─── Excerpted records
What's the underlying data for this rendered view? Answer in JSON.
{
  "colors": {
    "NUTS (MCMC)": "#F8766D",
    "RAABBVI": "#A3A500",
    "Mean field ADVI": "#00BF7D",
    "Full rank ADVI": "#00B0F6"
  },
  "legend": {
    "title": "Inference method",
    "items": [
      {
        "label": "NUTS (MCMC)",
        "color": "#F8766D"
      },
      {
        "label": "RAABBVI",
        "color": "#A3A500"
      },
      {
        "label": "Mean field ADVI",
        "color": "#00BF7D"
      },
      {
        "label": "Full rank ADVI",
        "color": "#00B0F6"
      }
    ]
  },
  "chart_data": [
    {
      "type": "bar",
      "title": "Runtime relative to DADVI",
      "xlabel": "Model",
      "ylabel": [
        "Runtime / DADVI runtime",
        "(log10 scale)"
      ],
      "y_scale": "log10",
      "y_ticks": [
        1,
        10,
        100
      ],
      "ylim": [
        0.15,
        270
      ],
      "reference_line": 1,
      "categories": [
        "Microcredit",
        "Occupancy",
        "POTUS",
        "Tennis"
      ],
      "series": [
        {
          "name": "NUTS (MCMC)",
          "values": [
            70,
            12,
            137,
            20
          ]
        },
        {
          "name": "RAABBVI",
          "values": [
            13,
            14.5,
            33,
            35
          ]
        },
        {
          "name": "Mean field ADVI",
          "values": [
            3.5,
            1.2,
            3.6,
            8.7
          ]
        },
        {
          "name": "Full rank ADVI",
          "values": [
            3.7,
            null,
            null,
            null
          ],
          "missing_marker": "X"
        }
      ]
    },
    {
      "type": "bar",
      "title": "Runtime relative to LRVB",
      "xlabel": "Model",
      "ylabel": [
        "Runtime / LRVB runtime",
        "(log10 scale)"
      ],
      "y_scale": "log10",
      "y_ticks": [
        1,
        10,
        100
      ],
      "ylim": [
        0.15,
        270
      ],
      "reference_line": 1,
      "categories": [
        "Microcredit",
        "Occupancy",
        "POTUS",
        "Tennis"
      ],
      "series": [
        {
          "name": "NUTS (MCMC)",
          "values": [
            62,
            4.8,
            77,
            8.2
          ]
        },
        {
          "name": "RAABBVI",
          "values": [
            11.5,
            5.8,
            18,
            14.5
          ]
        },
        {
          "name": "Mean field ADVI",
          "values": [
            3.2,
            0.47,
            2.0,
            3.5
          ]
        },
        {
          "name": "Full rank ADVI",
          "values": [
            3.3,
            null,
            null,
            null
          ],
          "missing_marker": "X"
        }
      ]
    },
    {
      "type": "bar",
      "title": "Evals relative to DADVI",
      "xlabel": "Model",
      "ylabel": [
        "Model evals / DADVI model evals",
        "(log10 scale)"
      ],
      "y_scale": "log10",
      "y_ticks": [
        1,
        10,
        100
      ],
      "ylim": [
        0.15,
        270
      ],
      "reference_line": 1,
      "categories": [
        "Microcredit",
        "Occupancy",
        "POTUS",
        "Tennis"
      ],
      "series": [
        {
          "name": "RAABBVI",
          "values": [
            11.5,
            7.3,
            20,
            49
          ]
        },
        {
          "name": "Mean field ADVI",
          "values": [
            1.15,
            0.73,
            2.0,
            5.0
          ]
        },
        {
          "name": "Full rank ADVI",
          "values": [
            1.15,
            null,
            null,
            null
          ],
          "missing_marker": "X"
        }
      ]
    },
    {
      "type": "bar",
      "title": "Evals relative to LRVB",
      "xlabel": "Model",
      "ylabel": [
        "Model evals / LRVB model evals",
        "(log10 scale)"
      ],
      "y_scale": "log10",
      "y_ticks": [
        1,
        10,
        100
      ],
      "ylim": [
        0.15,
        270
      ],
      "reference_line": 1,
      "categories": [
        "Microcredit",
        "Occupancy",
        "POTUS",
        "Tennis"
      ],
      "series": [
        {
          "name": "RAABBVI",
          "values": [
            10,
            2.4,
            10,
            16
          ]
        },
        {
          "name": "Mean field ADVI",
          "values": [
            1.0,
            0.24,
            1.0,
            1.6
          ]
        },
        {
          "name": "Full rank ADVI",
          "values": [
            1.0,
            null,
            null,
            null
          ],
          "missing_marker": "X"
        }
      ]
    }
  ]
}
──────
- _Task to complete_: Reproduce each line of the material above precisely.

- _Answer below_:
What's the underlying data for this rendered view? Answer in JSON.
{
  "colors": {
    "NUTS (MCMC)": "#F8766D",
    "RAABBVI": "#A3A500",
    "Mean field ADVI": "#00BF7D",
    "Full rank ADVI": "#00B0F6"
  },
  "legend": {
    "title": "Inference method",
    "items": [
      {
        "label": "NUTS (MCMC)",
        "color": "#F8766D"
      },
      {
        "label": "RAABBVI",
        "color": "#A3A500"
      },
      {
        "label": "Mean field ADVI",
        "color": "#00BF7D"
      },
      {
        "label": "Full rank ADVI",
        "color": "#00B0F6"
      }
    ]
  },
  "chart_data": [
    {
      "type": "bar",
      "title": "Runtime relative to DADVI",
      "xlabel": "Model",
      "ylabel": [
        "Runtime / DADVI runtime",
        "(log10 scale)"
      ],
      "y_scale": "log10",
      "y_ticks": [
        1,
        10,
        100
      ],
      "ylim": [
        0.15,
        270
      ],
      "reference_line": 1,
      "categories": [
        "Microcredit",
        "Occupancy",
        "POTUS",
        "Tennis"
      ],
      "series": [
        {
          "name": "NUTS (MCMC)",
          "values": [
            70,
            12,
            137,
            20
          ]
        },
        {
          "name": "RAABBVI",
          "values": [
            13,
            14.5,
            33,
            35
          ]
        },
        {
          "name": "Mean field ADVI",
          "values": [
            3.5,
            1.2,
            3.6,
            8.7
          ]
        },
        {
          "name": "Full rank ADVI",
          "values": [
            3.7,
            null,
            null,
            null
          ],
          "missing_marker": "X"
        }
      ]
    },
    {
      "type": "bar",
      "title": "Runtime relative to LRVB",
      "xlabel": "Model",
      "ylabel": [
        "Runtime / LRVB runtime",
        "(log10 scale)"
      ],
      "y_scale": "log10",
      "y_ticks": [
        1,
        10,
        100
      ],
      "ylim": [
        0.15,
        270
      ],
      "reference_line": 1,
      "categories": [
        "Microcredit",
        "Occupancy",
        "POTUS",
        "Tennis"
      ],
      "series": [
        {
          "name": "NUTS (MCMC)",
          "values": [
            62,
            4.8,
            77,
            8.2
          ]
        },
        {
          "name": "RAABBVI",
          "values": [
            11.5,
            5.8,
            18,
            14.5
          ]
        },
        {
          "name": "Mean field ADVI",
          "values": [
            3.2,
            0.47,
            2.0,
            3.5
          ]
        },
        {
          "name": "Full rank ADVI",
          "values": [
            3.3,
            null,
            null,
            null
          ],
          "missing_marker": "X"
        }
      ]
    },
    {
      "type": "bar",
      "title": "Evals relative to DADVI",
      "xlabel": "Model",
      "ylabel": [
        "Model evals / DADVI model evals",
        "(log10 scale)"
      ],
      "y_scale": "log10",
      "y_ticks": [
        1,
        10,
        100
      ],
      "ylim": [
        0.15,
        270
      ],
      "reference_line": 1,
      "categories": [
        "Microcredit",
        "Occupancy",
        "POTUS",
        "Tennis"
      ],
      "series": [
        {
          "name": "RAABBVI",
          "values": [
            11.5,
            7.3,
            20,
            49
          ]
        },
        {
          "name": "Mean field ADVI",
          "values": [
            1.15,
            0.73,
            2.0,
            5.0
          ]
        },
        {
          "name": "Full rank ADVI",
          "values": [
            1.15,
            null,
            null,
            null
          ],
          "missing_marker": "X"
        }
      ]
    },
    {
      "type": "bar",
      "title": "Evals relative to LRVB",
      "xlabel": "Model",
      "ylabel": [
        "Model evals / LRVB model evals",
        "(log10 scale)"
      ],
      "y_scale": "log10",
      "y_ticks": [
        1,
        10,
        100
      ],
      "ylim": [
        0.15,
        270
      ],
      "reference_line": 1,
      "categories": [
        "Microcredit",
        "Occupancy",
        "POTUS",
        "Tennis"
      ],
      "series": [
        {
          "name": "RAABBVI",
          "values": [
            10,
            2.4,
            10,
            16
          ]
        },
        {
          "name": "Mean field ADVI",
          "values": [
            1.0,
            0.24,
            1.0,
            1.6
          ]
        },
        {
          "name": "Full rank ADVI",
          "values": [
            1.0,
            null,
            null,
            null
          ],
          "missing_marker": "X"
        }
      ]
    }
  ]
}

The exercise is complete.